Records follow. Copy every line with "matrix".

■ Input rows
## begin

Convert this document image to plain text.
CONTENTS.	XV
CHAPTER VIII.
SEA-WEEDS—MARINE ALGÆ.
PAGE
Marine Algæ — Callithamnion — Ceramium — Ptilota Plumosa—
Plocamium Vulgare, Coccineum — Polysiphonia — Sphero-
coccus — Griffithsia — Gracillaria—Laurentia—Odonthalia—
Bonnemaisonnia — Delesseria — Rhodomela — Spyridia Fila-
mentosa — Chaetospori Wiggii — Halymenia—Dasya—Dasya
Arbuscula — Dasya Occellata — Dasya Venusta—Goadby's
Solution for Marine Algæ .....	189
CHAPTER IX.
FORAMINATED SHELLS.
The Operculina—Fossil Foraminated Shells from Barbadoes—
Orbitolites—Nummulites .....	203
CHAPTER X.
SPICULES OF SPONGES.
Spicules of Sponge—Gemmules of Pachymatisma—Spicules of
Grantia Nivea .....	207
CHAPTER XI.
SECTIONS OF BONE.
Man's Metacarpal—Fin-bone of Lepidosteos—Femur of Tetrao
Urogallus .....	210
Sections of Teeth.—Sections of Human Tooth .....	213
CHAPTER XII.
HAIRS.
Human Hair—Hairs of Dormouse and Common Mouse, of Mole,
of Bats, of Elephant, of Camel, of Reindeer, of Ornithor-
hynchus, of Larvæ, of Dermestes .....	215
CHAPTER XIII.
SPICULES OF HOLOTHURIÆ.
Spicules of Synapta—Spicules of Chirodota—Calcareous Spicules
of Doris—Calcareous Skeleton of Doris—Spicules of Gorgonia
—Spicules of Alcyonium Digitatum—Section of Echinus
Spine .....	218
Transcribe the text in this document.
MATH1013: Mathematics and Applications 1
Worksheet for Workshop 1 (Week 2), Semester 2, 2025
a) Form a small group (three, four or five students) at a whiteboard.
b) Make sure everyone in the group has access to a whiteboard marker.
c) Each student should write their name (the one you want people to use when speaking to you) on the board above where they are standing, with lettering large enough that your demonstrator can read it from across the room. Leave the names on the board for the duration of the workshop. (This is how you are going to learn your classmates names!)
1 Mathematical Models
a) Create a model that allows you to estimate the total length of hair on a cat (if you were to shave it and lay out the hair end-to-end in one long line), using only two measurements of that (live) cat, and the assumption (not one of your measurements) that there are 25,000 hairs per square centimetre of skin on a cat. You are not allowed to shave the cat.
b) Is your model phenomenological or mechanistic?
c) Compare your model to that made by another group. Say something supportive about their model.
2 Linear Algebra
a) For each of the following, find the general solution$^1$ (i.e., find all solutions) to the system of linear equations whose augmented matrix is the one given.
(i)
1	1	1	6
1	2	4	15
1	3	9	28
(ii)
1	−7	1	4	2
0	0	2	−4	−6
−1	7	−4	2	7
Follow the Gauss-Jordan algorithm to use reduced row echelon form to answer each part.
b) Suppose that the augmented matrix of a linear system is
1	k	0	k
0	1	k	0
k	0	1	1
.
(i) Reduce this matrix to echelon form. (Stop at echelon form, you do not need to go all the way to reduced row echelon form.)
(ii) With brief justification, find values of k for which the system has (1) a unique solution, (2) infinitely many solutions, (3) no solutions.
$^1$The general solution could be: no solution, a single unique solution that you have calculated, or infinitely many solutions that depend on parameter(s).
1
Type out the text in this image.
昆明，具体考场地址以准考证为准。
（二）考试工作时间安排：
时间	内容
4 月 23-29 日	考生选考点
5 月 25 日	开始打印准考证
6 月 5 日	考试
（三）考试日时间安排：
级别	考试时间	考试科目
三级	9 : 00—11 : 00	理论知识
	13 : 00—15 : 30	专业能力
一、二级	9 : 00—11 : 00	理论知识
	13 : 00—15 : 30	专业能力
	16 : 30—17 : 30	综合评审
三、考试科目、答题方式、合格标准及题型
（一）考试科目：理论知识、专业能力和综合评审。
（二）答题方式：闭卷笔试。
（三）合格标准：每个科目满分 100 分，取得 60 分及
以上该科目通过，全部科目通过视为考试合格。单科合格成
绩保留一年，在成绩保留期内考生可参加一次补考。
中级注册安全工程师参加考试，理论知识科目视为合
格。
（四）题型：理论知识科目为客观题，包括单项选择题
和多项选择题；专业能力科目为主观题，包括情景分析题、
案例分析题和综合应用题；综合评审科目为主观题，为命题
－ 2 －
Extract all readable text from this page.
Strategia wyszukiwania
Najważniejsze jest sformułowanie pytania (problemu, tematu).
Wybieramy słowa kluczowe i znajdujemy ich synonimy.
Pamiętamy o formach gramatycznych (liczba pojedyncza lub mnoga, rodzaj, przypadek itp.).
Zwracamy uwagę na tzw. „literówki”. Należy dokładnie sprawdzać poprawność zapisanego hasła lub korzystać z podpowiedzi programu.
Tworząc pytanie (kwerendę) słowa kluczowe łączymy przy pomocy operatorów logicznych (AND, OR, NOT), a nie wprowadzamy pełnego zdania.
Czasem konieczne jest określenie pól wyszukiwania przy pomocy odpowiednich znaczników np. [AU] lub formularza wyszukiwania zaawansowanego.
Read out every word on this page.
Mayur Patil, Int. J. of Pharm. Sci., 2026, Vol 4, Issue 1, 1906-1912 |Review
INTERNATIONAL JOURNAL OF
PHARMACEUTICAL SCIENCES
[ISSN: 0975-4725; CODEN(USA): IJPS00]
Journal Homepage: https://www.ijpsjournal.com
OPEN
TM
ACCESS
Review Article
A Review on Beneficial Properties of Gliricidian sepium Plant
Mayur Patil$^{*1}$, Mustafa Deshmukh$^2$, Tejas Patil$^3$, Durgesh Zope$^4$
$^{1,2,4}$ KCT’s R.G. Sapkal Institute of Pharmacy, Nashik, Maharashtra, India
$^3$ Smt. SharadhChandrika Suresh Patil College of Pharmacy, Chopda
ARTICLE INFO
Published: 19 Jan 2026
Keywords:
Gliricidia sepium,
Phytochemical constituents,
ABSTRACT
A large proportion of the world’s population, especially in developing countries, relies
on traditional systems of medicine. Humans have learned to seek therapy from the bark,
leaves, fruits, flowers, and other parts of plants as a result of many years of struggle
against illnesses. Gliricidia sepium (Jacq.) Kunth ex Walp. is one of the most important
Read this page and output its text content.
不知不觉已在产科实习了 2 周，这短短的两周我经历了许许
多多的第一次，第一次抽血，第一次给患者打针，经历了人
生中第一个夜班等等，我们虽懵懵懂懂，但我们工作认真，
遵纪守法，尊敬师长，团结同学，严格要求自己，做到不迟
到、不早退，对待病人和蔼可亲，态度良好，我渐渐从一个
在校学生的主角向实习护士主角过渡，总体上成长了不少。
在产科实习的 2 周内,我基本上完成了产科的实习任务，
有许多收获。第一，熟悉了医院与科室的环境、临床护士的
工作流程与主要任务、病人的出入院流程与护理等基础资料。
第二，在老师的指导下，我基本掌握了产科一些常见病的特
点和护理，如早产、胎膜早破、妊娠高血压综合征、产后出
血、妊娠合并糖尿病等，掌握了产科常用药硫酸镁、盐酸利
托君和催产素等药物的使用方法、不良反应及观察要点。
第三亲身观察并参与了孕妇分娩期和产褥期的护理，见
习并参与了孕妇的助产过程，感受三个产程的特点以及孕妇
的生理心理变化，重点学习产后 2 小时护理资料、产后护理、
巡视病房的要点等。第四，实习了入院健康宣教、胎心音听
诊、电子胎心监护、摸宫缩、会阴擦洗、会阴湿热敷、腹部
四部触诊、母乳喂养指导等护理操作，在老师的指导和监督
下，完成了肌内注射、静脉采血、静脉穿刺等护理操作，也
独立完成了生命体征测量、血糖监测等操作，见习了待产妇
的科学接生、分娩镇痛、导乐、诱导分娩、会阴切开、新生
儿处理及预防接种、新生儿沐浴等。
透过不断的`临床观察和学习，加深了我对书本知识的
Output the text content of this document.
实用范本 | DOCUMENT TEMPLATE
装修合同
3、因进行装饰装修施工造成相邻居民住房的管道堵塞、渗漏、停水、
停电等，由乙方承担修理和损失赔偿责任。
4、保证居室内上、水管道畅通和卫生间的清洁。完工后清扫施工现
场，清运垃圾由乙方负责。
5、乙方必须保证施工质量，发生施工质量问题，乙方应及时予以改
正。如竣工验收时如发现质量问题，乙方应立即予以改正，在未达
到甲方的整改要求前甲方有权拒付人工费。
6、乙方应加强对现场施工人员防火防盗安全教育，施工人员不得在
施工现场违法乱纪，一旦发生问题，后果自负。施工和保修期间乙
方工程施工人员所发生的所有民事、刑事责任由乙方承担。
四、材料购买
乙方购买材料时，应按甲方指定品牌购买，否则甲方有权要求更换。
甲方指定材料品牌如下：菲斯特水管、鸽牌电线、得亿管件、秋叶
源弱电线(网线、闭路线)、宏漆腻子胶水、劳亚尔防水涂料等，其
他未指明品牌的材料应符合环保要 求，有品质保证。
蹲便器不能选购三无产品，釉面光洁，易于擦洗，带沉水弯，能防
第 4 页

## end

■ Final result
a) For each of the following, find the general solution$^1$ (i.e., find all solutions) to the system of linear equations whose augmented matrix is the one given.
b) Suppose that the augmented matrix of a linear system is
(i) Reduce this matrix to echelon form. (Stop at echelon form, you do not need to go all the way to reduced row echelon form.)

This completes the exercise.